== Required task ==
Where a line contains the string "FVLJ", copy that line.

Records contained in a dataset
──────
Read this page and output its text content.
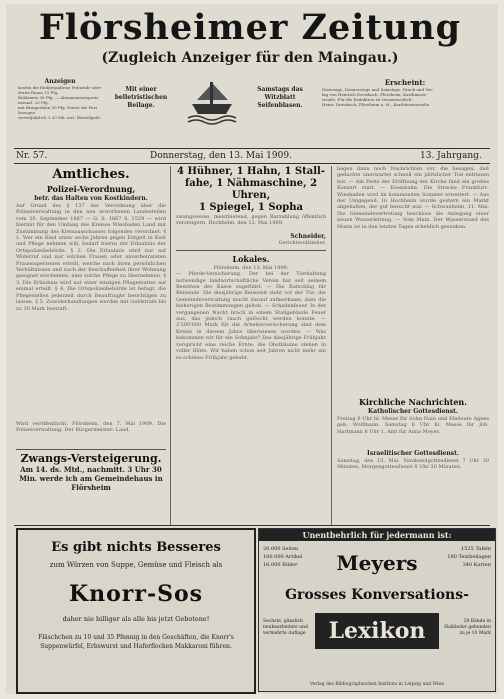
Flörsheimer Zeitung
(Zugleich Anzeiger für den Maingau.)
Anzeigen
kosten die fünfgespaltene Petitzeile oder deren Raum 15 Pfg.
Reklamen 30 Pfg. — Abonnementspreis monatl. 25 Pfg.
mit Bringerlohn 30 Pfg. Durch die Post bezogen
vierteljährlich 1.30 Mk. incl. Bestellgeld.
Mit einer belletristischen Beilage.
Samstags das Witzblatt Seifenblasen.
Erscheint:
Dienstags, Donnerstags und Samstags. Druck und Ver-
lag von Heinrich Dreisbach, Flörsheim, Karthäuser-
straße. Für die Redaktion ist verantwortlich:
Heinr. Dreisbach, Flörsheim a. M., Karthäuserstraße.
Nr. 57.	Donnerstag, den 13. Mai 1909.	13. Jahrgang.
Amtliches.
Polizei-Verordnung,
betr. das Halten von Kostkindern.
Auf Grund des § 137 der Verordnung über die Polizeiverwaltung in den neu erworbenen Landesteilen vom 20. September 1867 — G. S. 1867 S. 1529 — wird hiermit für den Umfang des Kreises Wiesbaden Land mit Zustimmung des Kreisausschusses folgendes verordnet: § 1. Wer ein Kind unter sechs Jahren gegen Entgelt in Kost und Pflege nehmen will, bedarf hierzu der Erlaubnis der Ortspolizeibehörde. § 2. Die Erlaubnis wird nur auf Widerruf und nur solchen Frauen oder unverheirateten Frauenspersonen erteilt, welche nach ihren persönlichen Verhältnissen und nach der Beschaffenheit ihrer Wohnung geeignet erscheinen, eine solche Pflege zu übernehmen. § 3. Die Erlaubnis wird nur einer einzigen Pflegemutter auf einmal erteilt. § 4. Die Ortspolizeibehörde ist befugt, die Pflegestellen jederzeit durch Beauftragte besichtigen zu lassen. § 5. Zuwiderhandlungen werden mit Geldstrafe bis zu 30 Mark bestraft.
Wird veröffentlicht. Flörsheim, den 7. Mai 1909. Die Polizeiverwaltung. Der Bürgermeister: Laud.
Zwangs-Versteigerung.
Am 14. ds. Mtd., nachmitt. 3 Uhr 30 Min. werde ich am Gemeindehaus in Flörsheim
4 Hühner, 1 Hahn, 1 Stall-
fahe, 1 Nähmaschine, 2 Uhren,
1 Spiegel, 1 Sopha
zwangsweise, meistbietend, gegen Barzahlung öffentlich versteigern. Hochheim, den 12. Mai 1909.
Schneider,
Gerichtsvollzieher.
Lokales.
Flörsheim, den 13. Mai 1909.
— Pferde-Versicherung. Der bei der Tierhaltung notwendige landwirtschaftliche Verein hat seit seinem Bestehen der Kasse zugeführt. — Die Ratschlag für Reisende. Die diesjährige Reisezeit steht vor der Tür; die Gemeindeverwaltung macht darauf aufmerksam, dass die bisherigen Bestimmungen gelten. — Schadenfeuer. In der vergangenen Nacht brach in einem Stallgebäude Feuer aus, das jedoch rasch gelöscht werden konnte. — 2'500'000 Mark für die Arbeiterversicherung sind dem Kreise in diesem Jahre überwiesen worden. — Was bekommen wir für ein Sohnjahr? Das diesjährige Frühjahr verspricht eine reiche Ernte; die Obstbäume stehen in voller Blüte. Wir haben schon seit Jahren nicht mehr ein so schönes Frühjahr gehabt.
liegen dann noch Nachrichten vor, die besagen, daß gedachte unerwartet schnell ein plötzlicher Tod entrissen hat. — Am Feste der Eröffnung der Kirche fand ein großes Konzert statt. — Eisenbahn. Die Strecke Frankfurt–Wiesbaden wird im kommenden Sommer erweitert. — Aus der Umgegend. In Hochheim wurde gestern ein Markt abgehalten, der gut besucht war. — Schwanheim, 11. Mai. Die Gemeindevertretung beschloss die Anlegung einer neuen Wasserleitung. — Vom Main. Der Wasserstand des Mains ist in den letzten Tagen erheblich gesunken.
Kirchliche Nachrichten.
Katholischer Gottesdienst.
Freitag 6 Uhr hl. Messe für Sohn Nain und Eheleute Agnes geb. Wolfmann. Samstag 6 Uhr hl. Messe für Joh. Hartmann 8 Uhr 1. Amt für Anna Meyer.
Israelitischer Gottesdienst.
Samstag, den 15. Mai. Vorabendgottesdienst 7 Uhr 30 Minuten, Morgengottesdienst 8 Uhr 30 Minuten.
Es gibt nichts Besseres
zum Würzen von Suppe, Gemüse und Fleisch als
Knorr-Sos
daher nie billiger als alle bis jetzt Gebotene!
Fläschchen zu 10 und 35 Pfennig in den Geschäften, die Knorr's Suppenwürfel, Erbswurst und Haferflocken Makkaroni führen.
Unentbehrlich für jedermann ist:
20.000 Seiten
180.000 Artikel
16.000 Bilder
1525 Tafeln
180 Textbeilagen
340 Karten
Meyers
Grosses Konversations-
Lexikon
Sechste, gänzlich neubearbeitete und vermehrte Auflage
20 Bände in Halbleder gebunden zu je 10 Mark
Verlag des Bibliographischen Instituts in Leipzig und Wien
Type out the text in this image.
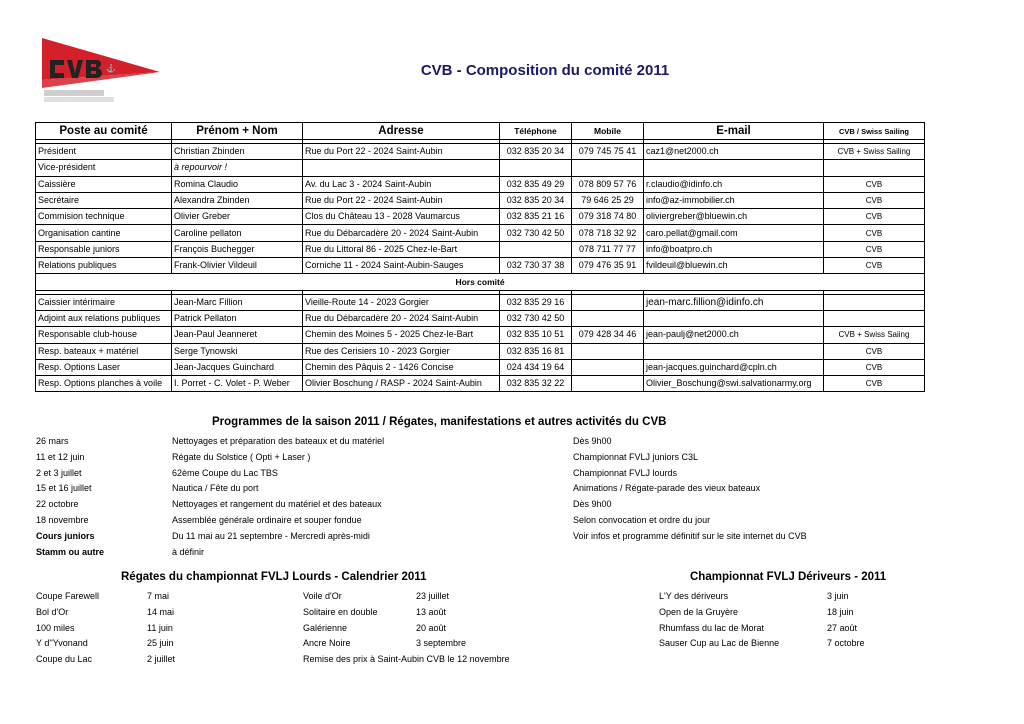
⚓	CVB - Composition du comité 2011
Poste au comité	Prénom + Nom	Adresse	Téléphone	Mobile	E-mail	CVB / Swiss Sailing

Président	Christian Zbinden	Rue du Port 22 - 2024 Saint-Aubin	032 835 20 34	079 745 75 41	caz1@net2000.ch	CVB + Swiss Sailing
Vice-président	à repourvoir !					
Caissière	Romina Claudio	Av. du Lac 3 - 2024 Saint-Aubin	032 835 49 29	078 809 57 76	r.claudio@idinfo.ch	CVB
Secrétaire	Alexandra Zbinden	Rue du Port 22 - 2024 Saint-Aubin	032 835 20 34	79 646 25 29	info@az-immobilier.ch	CVB
Commision technique	Olivier Greber	Clos du Château 13 - 2028 Vaumarcus	032 835 21 16	079 318 74 80	oliviergreber@bluewin.ch	CVB
Organisation cantine	Caroline pellaton	Rue du Débarcadère 20 - 2024 Saint-Aubin	032 730 42 50	078 718 32 92	caro.pellat@gmail.com	CVB
Responsable juniors	François Buchegger	Rue du Littoral 86 - 2025 Chez-le-Bart		078 711 77 77	info@boatpro.ch	CVB
Relations publiques	Frank-Olivier Vildeuil	Corniche 11 - 2024 Saint-Aubin-Sauges	032 730 37 38	079 476 35 91	fvildeuil@bluewin.ch	CVB
Hors comité						

Caissier intérimaire	Jean-Marc Fillion	Vieille-Route 14 - 2023 Gorgier	032 835 29 16		jean-marc.fillion@idinfo.ch	
Adjoint aux relations publiques	Patrick Pellaton	Rue du Débarcadère 20 - 2024 Saint-Aubin	032 730 42 50			
Responsable club-house	Jean-Paul Jeanneret	Chemin des Moines 5 - 2025 Chez-le-Bart	032 835 10 51	079 428 34 46	jean-paulj@net2000.ch	CVB + Swiss Saiing
Resp. bateaux + matériel	Serge Tynowski	Rue des Cerisiers 10 - 2023 Gorgier	032 835 16 81			CVB
Resp. Options Laser	Jean-Jacques Guinchard	Chemin des Pâquis 2 - 1426 Concise	024 434 19 64		jean-jacques.guinchard@cpln.ch	CVB
Resp. Options planches à voile	I. Porret - C. Volet - P. Weber	Olivier Boschung / RASP - 2024 Saint-Aubin	032 835 32 22		Olivier_Boschung@swi.salvationarmy.org	CVB
Programmes de la saison 2011 / Régates, manifestations et autres activités du CVB
26 mars	Nettoyages et préparation des bateaux et du matériel	Dès 9h00
11 et 12 juin	Régate du Solstice ( Opti + Laser )	Championnat FVLJ juniors C3L
2 et 3 juillet	62ème Coupe du Lac TBS	Championnat FVLJ lourds
15 et 16 juillet	Nautica / Fête du port	Animations / Régate-parade des vieux bateaux
22 octobre	Nettoyages et rangement du matériel et des bateaux	Dès 9h00
18 novembre	Assemblée générale ordinaire et souper fondue	Selon convocation et ordre du jour
Cours juniors	Du 11 mai au 21 septembre - Mercredi après-midi	Voir infos et programme définitif sur le site internet du CVB
Stamm ou autre	à définir
Régates du championnat FVLJ Lourds - Calendrier 2011	Championnat FVLJ Dériveurs - 2011
Coupe Farewell	7 mai
Bol d'Or	14 mai
100 miles	11 juin
Y d''Yvonand	25 juin
Coupe du Lac	2 juillet
Voile d'Or	23 juillet
Solitaire en double	13 août
Galérienne	20 août
Ancre Noire	3 septembre
Remise des prix à Saint-Aubin CVB le 12 novembre
L'Y des dériveurs	3 juin
Open de la Gruyère	18 juin
Rhumfass du lac de Morat	27 août
Sauser Cup au Lac de Bienne	7 octobre
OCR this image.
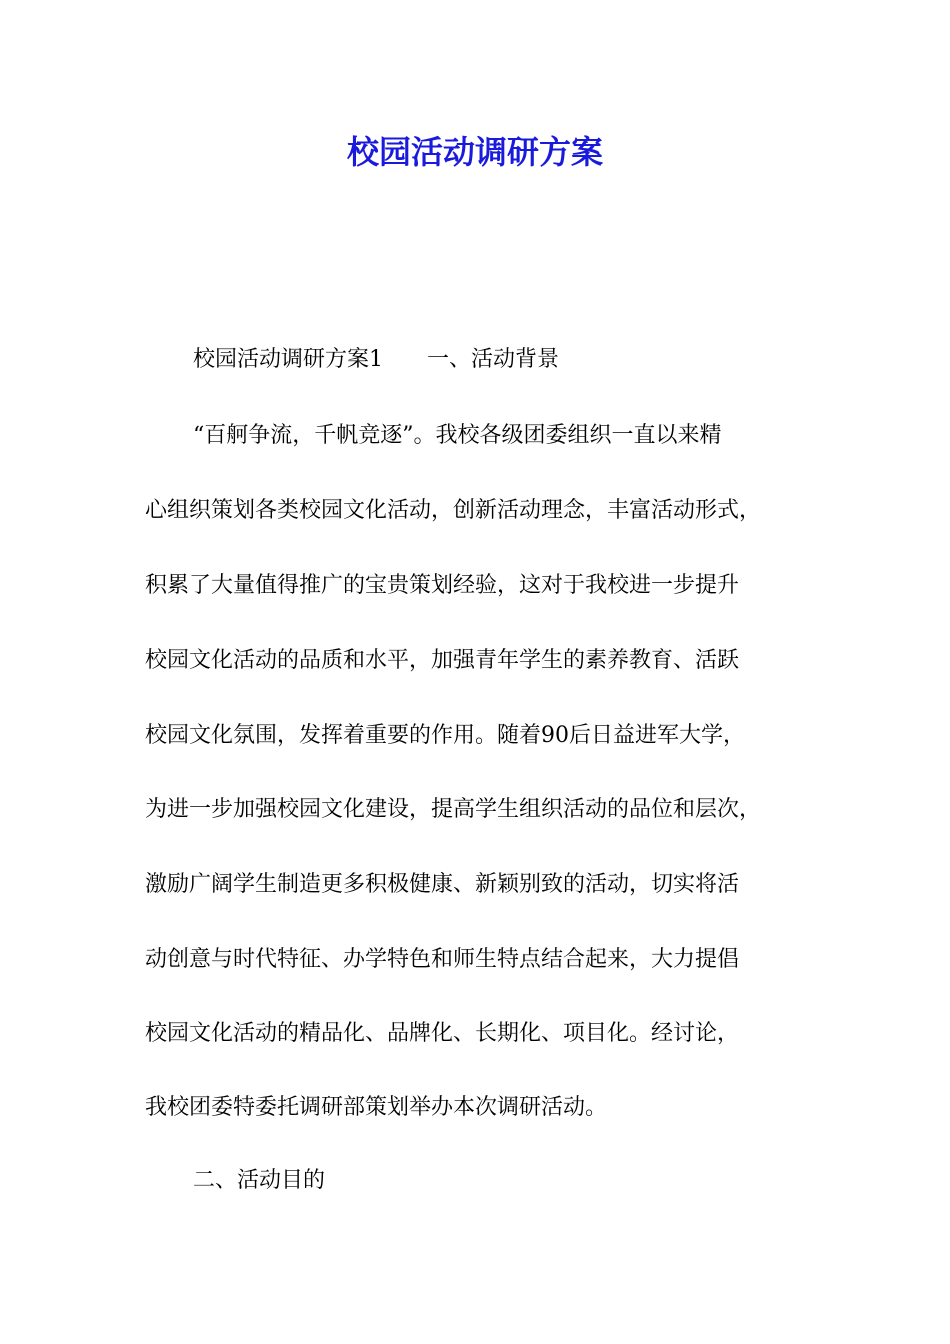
校园活动调研方案
校园活动调研方案1 一、活动背景
“百舸争流，千帆竞逐”。我校各级团委组织一直以来精
心组织策划各类校园文化活动，创新活动理念，丰富活动形式，
积累了大量值得推广的宝贵策划经验，这对于我校进一步提升
校园文化活动的品质和水平，加强青年学生的素养教育、活跃
校园文化氛围，发挥着重要的作用。随着90后日益进军大学，
为进一步加强校园文化建设，提高学生组织活动的品位和层次，
激励广阔学生制造更多积极健康、新颖别致的活动，切实将活
动创意与时代特征、办学特色和师生特点结合起来，大力提倡
校园文化活动的精品化、品牌化、长期化、项目化。经讨论，
我校团委特委托调研部策划举办本次调研活动。
二、活动目的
──────
== Worked solution ==
11 et 12 juin	Régate du Solstice ( Opti + Laser )	Championnat FVLJ juniors C3L
2 et 3 juillet	62ème Coupe du Lac TBS	Championnat FVLJ lourds
Régates du championnat FVLJ Lourds - Calendrier 2011	Championnat FVLJ Dériveurs - 2011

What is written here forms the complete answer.